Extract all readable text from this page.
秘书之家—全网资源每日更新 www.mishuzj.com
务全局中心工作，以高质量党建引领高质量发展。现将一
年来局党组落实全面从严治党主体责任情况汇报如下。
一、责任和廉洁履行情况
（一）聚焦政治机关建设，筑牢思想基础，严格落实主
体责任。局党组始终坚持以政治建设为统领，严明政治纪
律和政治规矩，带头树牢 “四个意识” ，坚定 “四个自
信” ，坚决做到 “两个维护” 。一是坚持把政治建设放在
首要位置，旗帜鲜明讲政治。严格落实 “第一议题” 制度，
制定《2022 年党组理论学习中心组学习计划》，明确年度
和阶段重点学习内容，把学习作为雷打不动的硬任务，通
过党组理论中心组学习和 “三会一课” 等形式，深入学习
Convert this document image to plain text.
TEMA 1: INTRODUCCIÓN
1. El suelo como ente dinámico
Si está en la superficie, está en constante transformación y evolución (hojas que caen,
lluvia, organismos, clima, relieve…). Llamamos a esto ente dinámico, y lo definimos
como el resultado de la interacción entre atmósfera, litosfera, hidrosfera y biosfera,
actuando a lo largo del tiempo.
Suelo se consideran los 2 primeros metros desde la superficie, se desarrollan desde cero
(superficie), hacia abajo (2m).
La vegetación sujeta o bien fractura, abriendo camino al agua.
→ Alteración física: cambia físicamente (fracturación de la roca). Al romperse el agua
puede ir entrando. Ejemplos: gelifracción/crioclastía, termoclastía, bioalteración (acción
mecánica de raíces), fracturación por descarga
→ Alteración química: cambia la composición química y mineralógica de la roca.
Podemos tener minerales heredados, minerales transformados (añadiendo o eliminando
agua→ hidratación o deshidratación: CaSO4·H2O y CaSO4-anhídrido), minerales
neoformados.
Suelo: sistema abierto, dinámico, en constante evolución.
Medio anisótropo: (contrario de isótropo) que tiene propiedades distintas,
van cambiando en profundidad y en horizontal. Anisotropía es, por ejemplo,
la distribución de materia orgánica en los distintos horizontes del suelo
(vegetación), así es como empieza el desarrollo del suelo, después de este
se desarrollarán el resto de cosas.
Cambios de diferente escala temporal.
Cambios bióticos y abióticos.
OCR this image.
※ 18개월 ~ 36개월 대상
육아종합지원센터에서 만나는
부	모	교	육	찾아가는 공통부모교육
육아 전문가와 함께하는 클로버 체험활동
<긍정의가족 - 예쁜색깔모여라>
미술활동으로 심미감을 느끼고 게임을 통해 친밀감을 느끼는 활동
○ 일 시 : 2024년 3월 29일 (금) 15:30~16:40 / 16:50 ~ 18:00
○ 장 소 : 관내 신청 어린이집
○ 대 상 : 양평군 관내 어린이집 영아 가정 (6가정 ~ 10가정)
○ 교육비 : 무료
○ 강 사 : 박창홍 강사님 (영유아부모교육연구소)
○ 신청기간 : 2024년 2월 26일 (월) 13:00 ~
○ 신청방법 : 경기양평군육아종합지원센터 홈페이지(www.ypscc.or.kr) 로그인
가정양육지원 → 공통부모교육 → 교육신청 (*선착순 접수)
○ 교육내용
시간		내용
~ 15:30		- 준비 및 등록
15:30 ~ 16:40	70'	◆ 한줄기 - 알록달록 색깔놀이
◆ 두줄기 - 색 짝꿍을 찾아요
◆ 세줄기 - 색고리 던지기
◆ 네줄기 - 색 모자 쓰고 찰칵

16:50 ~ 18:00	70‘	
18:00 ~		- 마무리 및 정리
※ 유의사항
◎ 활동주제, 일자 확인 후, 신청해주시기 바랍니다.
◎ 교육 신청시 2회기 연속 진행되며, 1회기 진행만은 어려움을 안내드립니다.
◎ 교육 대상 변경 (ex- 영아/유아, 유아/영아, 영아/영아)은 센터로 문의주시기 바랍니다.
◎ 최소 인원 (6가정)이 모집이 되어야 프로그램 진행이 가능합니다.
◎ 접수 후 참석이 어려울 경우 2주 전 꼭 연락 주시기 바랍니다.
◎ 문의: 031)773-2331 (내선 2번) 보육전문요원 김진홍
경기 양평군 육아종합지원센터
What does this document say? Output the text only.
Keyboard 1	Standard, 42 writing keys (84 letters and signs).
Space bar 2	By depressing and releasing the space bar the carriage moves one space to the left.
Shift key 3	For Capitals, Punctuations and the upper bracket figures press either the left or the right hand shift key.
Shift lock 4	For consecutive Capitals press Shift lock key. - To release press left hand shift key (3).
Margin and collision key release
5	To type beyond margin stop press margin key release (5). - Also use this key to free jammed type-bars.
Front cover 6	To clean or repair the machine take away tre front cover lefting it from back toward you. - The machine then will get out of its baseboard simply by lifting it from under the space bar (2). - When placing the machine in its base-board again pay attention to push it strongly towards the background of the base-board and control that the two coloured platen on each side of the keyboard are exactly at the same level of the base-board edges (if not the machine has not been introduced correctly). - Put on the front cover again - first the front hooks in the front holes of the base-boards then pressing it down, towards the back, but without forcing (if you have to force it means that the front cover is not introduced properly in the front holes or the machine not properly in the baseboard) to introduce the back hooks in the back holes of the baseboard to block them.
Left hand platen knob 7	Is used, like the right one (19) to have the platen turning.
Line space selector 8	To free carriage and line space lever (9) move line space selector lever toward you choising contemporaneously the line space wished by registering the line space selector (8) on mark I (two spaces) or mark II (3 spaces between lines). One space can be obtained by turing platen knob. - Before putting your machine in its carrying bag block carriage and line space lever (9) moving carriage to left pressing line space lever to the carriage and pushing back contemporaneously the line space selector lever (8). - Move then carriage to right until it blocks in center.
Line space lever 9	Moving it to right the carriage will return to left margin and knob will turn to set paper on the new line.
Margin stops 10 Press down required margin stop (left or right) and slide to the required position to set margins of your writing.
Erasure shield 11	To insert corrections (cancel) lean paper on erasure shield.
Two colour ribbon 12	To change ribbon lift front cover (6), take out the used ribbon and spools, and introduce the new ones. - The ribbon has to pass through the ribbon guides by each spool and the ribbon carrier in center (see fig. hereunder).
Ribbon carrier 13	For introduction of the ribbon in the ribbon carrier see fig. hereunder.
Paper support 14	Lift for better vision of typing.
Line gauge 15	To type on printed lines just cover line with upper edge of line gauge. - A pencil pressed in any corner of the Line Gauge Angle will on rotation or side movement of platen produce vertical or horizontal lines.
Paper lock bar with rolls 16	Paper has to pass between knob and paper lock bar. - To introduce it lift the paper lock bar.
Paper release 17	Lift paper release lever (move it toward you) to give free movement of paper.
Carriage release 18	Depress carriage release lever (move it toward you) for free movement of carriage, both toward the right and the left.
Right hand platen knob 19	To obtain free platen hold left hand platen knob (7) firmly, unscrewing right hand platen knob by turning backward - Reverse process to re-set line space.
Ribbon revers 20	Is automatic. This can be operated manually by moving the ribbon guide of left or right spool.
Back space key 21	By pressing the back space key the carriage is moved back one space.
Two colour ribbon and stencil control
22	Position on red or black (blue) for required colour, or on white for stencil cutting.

--- What to work on ---
All of the lines above must be returned exactly.

--- Solution to the exercise ---
Extract all readable text from this page.
秘书之家—全网资源每日更新 www.mishuzj.com
务全局中心工作，以高质量党建引领高质量发展。现将一
年来局党组落实全面从严治党主体责任情况汇报如下。
一、责任和廉洁履行情况
（一）聚焦政治机关建设，筑牢思想基础，严格落实主
体责任。局党组始终坚持以政治建设为统领，严明政治纪
律和政治规矩，带头树牢 “四个意识” ，坚定 “四个自
信” ，坚决做到 “两个维护” 。一是坚持把政治建设放在
首要位置，旗帜鲜明讲政治。严格落实 “第一议题” 制度，
制定《2022 年党组理论学习中心组学习计划》，明确年度
和阶段重点学习内容，把学习作为雷打不动的硬任务，通
过党组理论中心组学习和 “三会一课” 等形式，深入学习
Convert this document image to plain text.
TEMA 1: INTRODUCCIÓN
1. El suelo como ente dinámico
Si está en la superficie, está en constante transformación y evolución (hojas que caen,
lluvia, organismos, clima, relieve…). Llamamos a esto ente dinámico, y lo definimos
como el resultado de la interacción entre atmósfera, litosfera, hidrosfera y biosfera,
actuando a lo largo del tiempo.
Suelo se consideran los 2 primeros metros desde la superficie, se desarrollan desde cero
(superficie), hacia abajo (2m).
La vegetación sujeta o bien fractura, abriendo camino al agua.
→ Alteración física: cambia físicamente (fracturación de la roca). Al romperse el agua
puede ir entrando. Ejemplos: gelifracción/crioclastía, termoclastía, bioalteración (acción
mecánica de raíces), fracturación por descarga
→ Alteración química: cambia la composición química y mineralógica de la roca.
Podemos tener minerales heredados, minerales transformados (añadiendo o eliminando
agua→ hidratación o deshidratación: CaSO4·H2O y CaSO4-anhídrido), minerales
neoformados.
Suelo: sistema abierto, dinámico, en constante evolución.
Medio anisótropo: (contrario de isótropo) que tiene propiedades distintas,
van cambiando en profundidad y en horizontal. Anisotropía es, por ejemplo,
la distribución de materia orgánica en los distintos horizontes del suelo
(vegetación), así es como empieza el desarrollo del suelo, después de este
se desarrollarán el resto de cosas.
Cambios de diferente escala temporal.
Cambios bióticos y abióticos.
OCR this image.
※ 18개월 ~ 36개월 대상
육아종합지원센터에서 만나는
부	모	교	육	찾아가는 공통부모교육
육아 전문가와 함께하는 클로버 체험활동
<긍정의가족 - 예쁜색깔모여라>
미술활동으로 심미감을 느끼고 게임을 통해 친밀감을 느끼는 활동
○ 일 시 : 2024년 3월 29일 (금) 15:30~16:40 / 16:50 ~ 18:00
○ 장 소 : 관내 신청 어린이집
○ 대 상 : 양평군 관내 어린이집 영아 가정 (6가정 ~ 10가정)
○ 교육비 : 무료
○ 강 사 : 박창홍 강사님 (영유아부모교육연구소)
○ 신청기간 : 2024년 2월 26일 (월) 13:00 ~
○ 신청방법 : 경기양평군육아종합지원센터 홈페이지(www.ypscc.or.kr) 로그인
가정양육지원 → 공통부모교육 → 교육신청 (*선착순 접수)
○ 교육내용
시간		내용
~ 15:30		- 준비 및 등록
15:30 ~ 16:40	70'	◆ 한줄기 - 알록달록 색깔놀이
◆ 두줄기 - 색 짝꿍을 찾아요
◆ 세줄기 - 색고리 던지기
◆ 네줄기 - 색 모자 쓰고 찰칵

16:50 ~ 18:00	70‘	
18:00 ~		- 마무리 및 정리
※ 유의사항
◎ 활동주제, 일자 확인 후, 신청해주시기 바랍니다.
◎ 교육 신청시 2회기 연속 진행되며, 1회기 진행만은 어려움을 안내드립니다.
◎ 교육 대상 변경 (ex- 영아/유아, 유아/영아, 영아/영아)은 센터로 문의주시기 바랍니다.
◎ 최소 인원 (6가정)이 모집이 되어야 프로그램 진행이 가능합니다.
◎ 접수 후 참석이 어려울 경우 2주 전 꼭 연락 주시기 바랍니다.
◎ 문의: 031)773-2331 (내선 2번) 보육전문요원 김진홍
경기 양평군 육아종합지원센터
What does this document say? Output the text only.
Keyboard 1	Standard, 42 writing keys (84 letters and signs).
Space bar 2	By depressing and releasing the space bar the carriage moves one space to the left.
Shift key 3	For Capitals, Punctuations and the upper bracket figures press either the left or the right hand shift key.
Shift lock 4	For consecutive Capitals press Shift lock key. - To release press left hand shift key (3).
Margin and collision key release
5	To type beyond margin stop press margin key release (5). - Also use this key to free jammed type-bars.
Front cover 6	To clean or repair the machine take away tre front cover lefting it from back toward you. - The machine then will get out of its baseboard simply by lifting it from under the space bar (2). - When placing the machine in its base-board again pay attention to push it strongly towards the background of the base-board and control that the two coloured platen on each side of the keyboard are exactly at the same level of the base-board edges (if not the machine has not been introduced correctly). - Put on the front cover again - first the front hooks in the front holes of the base-boards then pressing it down, towards the back, but without forcing (if you have to force it means that the front cover is not introduced properly in the front holes or the machine not properly in the baseboard) to introduce the back hooks in the back holes of the baseboard to block them.
Left hand platen knob 7	Is used, like the right one (19) to have the platen turning.
Line space selector 8	To free carriage and line space lever (9) move line space selector lever toward you choising contemporaneously the line space wished by registering the line space selector (8) on mark I (two spaces) or mark II (3 spaces between lines). One space can be obtained by turing platen knob. - Before putting your machine in its carrying bag block carriage and line space lever (9) moving carriage to left pressing line space lever to the carriage and pushing back contemporaneously the line space selector lever (8). - Move then carriage to right until it blocks in center.
Line space lever 9	Moving it to right the carriage will return to left margin and knob will turn to set paper on the new line.
Margin stops 10 Press down required margin stop (left or right) and slide to the required position to set margins of your writing.
Erasure shield 11	To insert corrections (cancel) lean paper on erasure shield.
Two colour ribbon 12	To change ribbon lift front cover (6), take out the used ribbon and spools, and introduce the new ones. - The ribbon has to pass through the ribbon guides by each spool and the ribbon carrier in center (see fig. hereunder).
Ribbon carrier 13	For introduction of the ribbon in the ribbon carrier see fig. hereunder.
Paper support 14	Lift for better vision of typing.
Line gauge 15	To type on printed lines just cover line with upper edge of line gauge. - A pencil pressed in any corner of the Line Gauge Angle will on rotation or side movement of platen produce vertical or horizontal lines.
Paper lock bar with rolls 16	Paper has to pass between knob and paper lock bar. - To introduce it lift the paper lock bar.
Paper release 17	Lift paper release lever (move it toward you) to give free movement of paper.
Carriage release 18	Depress carriage release lever (move it toward you) for free movement of carriage, both toward the right and the left.
Right hand platen knob 19	To obtain free platen hold left hand platen knob (7) firmly, unscrewing right hand platen knob by turning backward - Reverse process to re-set line space.
Ribbon revers 20	Is automatic. This can be operated manually by moving the ribbon guide of left or right spool.
Back space key 21	By pressing the back space key the carriage is moved back one space.
Two colour ribbon and stencil control
22	Position on red or black (blue) for required colour, or on white for stencil cutting.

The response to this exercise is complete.